Transportation Technology Can Deliver Us From Viaduct-Closure Gridlock
Original ArticleSeattle is facing a dire transportation crisis with the Jan. 11 closing of the viaduct, politely dubbed the “Period of Maximum Constraint” (POMC). While commuters, employers and school officials are busy making contingency plans, why not take advantage of this moment to tackle some of our traffic congestion problems with creative solutions that might not be possible in normal times.
We write as co-chairs of ACES Northwest Network, a coalition of tech businesses and major employers working to bring Autonomous, Connected, Electric and Shared vehicle technologies to the Seattle area, with the goal of a cleaner environment and better transportation for all.
First, let’s suspend the suspicion that too often exists in Seattle between government and business by jointly supporting programs that will reduce congestion and create transportation equity.
We commend Mayor Jenny Durkan and Executive Dow Constantine for the on-demand van services operated by Hopelink to connect commuters to West Seattle’s water taxi dock, and Uber and Lyft for providing discounted shared ride services to the dock and numerous transit centers and park-and-ride lots. Don’t view this as competition, rather as government and business working for the benefit of everyone. Together, why not explore jointly subsidizing shared rides to downtown so they cost little more than buses, thereby alleviating overcrowding on buses and encouraging people to double up?
Commute Seattle and local private employers such as Amazon, Expedia, Boeing and Alaska Air are also to be commended for adopting employee programs for easing the POMC. Amazon is funding 12,000 hours of additional Metro service and adding more private buses.
Here are some recommendations for Metro working with private companies:
- To fill the need for additional buses and drivers, suspend rules to be able to borrow idled cruise ship buses from Victoria and local private companies. Employ retired Metro drivers for the emergency. Neil Peterson, former director of Metro, recalls a similar mobilization of buses from Los Angeles and use of retired Metro drivers when a gas crisis in 1979 idled cars.
- Implement a proposal by Sightline fellow Dan Malarkey to redirect Metro buses from low-density routes to overloaded commuter routes and fund mobile car services such as Uber, Lyft and Reach Now to provide same-price service on the low-density routes.
And we have some recommendations for the Seattle Department of Transportation:
- Allow taxis, employer shuttles and mobile-car services to operate on Third Avenue, presently restricted to buses only.
- Suspend on-street parking during rush hours on additional high-traffic downtown streets and expand adaptive traffic signaling.
- Convert 30 downtown curbside parking spaces to pickup/drop off locations for mobile-car services.

• _Exercise aim_
List the local private employers that the article on viaduct-closure gridlock names as commended for adopting employee programs to ease the POMC.

Stored data entries
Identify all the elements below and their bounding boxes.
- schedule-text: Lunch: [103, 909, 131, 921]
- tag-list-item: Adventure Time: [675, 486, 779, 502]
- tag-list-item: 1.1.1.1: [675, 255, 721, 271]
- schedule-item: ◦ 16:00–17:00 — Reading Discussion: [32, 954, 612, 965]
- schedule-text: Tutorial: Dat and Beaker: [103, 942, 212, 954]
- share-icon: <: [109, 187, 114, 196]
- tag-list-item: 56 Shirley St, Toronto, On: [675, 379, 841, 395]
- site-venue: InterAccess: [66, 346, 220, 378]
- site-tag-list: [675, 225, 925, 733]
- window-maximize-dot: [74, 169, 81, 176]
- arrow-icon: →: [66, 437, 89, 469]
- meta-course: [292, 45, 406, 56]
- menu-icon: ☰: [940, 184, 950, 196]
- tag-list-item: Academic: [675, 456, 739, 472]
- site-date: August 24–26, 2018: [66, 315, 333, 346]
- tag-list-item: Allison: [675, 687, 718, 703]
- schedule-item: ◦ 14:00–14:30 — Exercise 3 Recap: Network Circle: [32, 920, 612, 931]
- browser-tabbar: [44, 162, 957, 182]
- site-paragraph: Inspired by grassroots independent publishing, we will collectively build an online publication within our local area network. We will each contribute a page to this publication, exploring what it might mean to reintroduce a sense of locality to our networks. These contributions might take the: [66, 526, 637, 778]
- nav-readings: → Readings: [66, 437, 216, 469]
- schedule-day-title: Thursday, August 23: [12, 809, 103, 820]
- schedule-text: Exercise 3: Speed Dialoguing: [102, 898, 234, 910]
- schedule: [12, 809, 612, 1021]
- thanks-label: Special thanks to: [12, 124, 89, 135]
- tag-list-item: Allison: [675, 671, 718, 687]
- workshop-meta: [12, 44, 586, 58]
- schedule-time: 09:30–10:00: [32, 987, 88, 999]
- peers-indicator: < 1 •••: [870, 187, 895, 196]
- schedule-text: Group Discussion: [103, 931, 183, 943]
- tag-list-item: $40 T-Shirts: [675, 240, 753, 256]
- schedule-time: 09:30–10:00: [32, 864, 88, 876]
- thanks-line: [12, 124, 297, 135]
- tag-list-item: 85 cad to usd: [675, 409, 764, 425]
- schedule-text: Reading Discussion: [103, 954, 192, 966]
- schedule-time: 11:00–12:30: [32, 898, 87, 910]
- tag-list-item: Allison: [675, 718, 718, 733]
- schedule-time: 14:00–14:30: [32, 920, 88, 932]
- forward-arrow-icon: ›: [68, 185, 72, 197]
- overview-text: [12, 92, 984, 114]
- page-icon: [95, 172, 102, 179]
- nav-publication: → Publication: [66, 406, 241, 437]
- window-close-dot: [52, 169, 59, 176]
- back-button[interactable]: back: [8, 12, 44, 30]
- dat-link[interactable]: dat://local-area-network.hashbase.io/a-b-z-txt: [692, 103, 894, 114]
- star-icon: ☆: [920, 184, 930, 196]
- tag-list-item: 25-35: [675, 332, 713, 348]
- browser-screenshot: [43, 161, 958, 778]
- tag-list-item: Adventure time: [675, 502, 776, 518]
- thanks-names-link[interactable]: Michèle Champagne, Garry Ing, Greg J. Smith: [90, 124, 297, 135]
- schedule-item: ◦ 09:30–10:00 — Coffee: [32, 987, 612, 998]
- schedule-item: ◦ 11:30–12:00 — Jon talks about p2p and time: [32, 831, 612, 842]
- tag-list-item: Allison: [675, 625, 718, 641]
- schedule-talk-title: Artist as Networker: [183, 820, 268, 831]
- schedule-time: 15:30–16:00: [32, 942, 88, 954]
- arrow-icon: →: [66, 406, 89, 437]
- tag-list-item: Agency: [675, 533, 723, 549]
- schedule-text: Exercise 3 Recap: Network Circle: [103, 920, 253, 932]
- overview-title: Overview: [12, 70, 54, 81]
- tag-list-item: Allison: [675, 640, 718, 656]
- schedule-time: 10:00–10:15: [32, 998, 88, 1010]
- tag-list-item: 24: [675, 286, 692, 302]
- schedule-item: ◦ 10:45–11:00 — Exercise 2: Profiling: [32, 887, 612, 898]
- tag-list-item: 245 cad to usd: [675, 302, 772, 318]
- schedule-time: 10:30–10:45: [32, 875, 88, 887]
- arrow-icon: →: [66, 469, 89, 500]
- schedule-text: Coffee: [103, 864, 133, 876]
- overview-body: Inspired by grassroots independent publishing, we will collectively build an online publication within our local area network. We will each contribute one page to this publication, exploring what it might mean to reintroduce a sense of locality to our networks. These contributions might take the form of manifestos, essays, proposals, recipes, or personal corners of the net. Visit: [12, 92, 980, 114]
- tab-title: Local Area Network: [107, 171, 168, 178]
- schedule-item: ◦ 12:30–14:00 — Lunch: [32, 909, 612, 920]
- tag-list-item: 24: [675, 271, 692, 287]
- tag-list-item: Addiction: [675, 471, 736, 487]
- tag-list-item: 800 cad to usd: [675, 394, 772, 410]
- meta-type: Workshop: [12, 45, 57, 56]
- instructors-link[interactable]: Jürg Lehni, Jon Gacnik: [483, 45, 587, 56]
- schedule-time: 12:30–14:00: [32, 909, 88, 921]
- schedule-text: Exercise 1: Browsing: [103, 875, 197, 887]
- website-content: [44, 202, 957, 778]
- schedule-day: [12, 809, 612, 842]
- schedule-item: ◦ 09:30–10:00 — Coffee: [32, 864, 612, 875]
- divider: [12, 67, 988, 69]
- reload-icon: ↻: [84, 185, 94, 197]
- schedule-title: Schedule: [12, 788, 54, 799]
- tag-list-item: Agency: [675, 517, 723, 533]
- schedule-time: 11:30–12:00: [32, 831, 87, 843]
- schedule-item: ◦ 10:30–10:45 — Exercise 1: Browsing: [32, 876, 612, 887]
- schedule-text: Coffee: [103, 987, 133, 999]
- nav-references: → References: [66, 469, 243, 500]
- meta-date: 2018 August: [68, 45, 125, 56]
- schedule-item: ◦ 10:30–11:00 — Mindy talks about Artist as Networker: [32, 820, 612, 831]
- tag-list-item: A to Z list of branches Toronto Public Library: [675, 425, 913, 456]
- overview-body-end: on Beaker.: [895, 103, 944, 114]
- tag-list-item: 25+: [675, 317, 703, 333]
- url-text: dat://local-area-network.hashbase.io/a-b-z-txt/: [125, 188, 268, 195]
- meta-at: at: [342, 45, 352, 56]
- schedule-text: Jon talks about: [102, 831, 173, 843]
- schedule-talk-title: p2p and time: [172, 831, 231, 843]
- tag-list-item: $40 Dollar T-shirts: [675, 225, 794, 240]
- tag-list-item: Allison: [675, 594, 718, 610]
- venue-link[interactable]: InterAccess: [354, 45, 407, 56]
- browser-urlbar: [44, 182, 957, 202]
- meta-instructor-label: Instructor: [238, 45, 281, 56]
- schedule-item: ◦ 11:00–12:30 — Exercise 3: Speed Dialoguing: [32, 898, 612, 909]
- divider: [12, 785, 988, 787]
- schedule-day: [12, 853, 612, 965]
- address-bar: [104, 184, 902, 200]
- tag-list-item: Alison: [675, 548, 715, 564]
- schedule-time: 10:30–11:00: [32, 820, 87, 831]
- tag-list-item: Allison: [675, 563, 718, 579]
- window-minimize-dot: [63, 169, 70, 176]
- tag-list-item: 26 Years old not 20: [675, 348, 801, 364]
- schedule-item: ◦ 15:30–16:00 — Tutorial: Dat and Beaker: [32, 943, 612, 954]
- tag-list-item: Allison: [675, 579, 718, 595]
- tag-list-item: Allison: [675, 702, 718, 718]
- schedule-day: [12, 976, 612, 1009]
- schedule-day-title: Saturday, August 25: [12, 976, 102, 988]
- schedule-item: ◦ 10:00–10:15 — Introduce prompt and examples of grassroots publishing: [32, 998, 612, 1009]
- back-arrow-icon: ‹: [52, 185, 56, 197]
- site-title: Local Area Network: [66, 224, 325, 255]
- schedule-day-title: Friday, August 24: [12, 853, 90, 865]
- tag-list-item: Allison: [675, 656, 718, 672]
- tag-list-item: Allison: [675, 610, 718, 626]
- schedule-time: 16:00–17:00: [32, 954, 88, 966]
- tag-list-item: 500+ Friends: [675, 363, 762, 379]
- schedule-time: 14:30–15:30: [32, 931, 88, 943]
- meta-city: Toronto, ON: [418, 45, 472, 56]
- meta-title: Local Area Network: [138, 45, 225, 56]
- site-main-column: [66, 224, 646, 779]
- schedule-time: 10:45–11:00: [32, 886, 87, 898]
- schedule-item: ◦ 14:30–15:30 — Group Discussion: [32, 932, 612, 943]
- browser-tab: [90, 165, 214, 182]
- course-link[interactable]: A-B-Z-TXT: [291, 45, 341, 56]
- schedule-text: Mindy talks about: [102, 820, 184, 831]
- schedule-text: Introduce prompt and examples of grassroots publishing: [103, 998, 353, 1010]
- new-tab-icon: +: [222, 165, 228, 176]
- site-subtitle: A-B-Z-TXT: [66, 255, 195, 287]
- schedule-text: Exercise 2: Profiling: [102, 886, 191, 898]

• _Expected answer_
Amazon, Expedia, Boeing, Alaska Air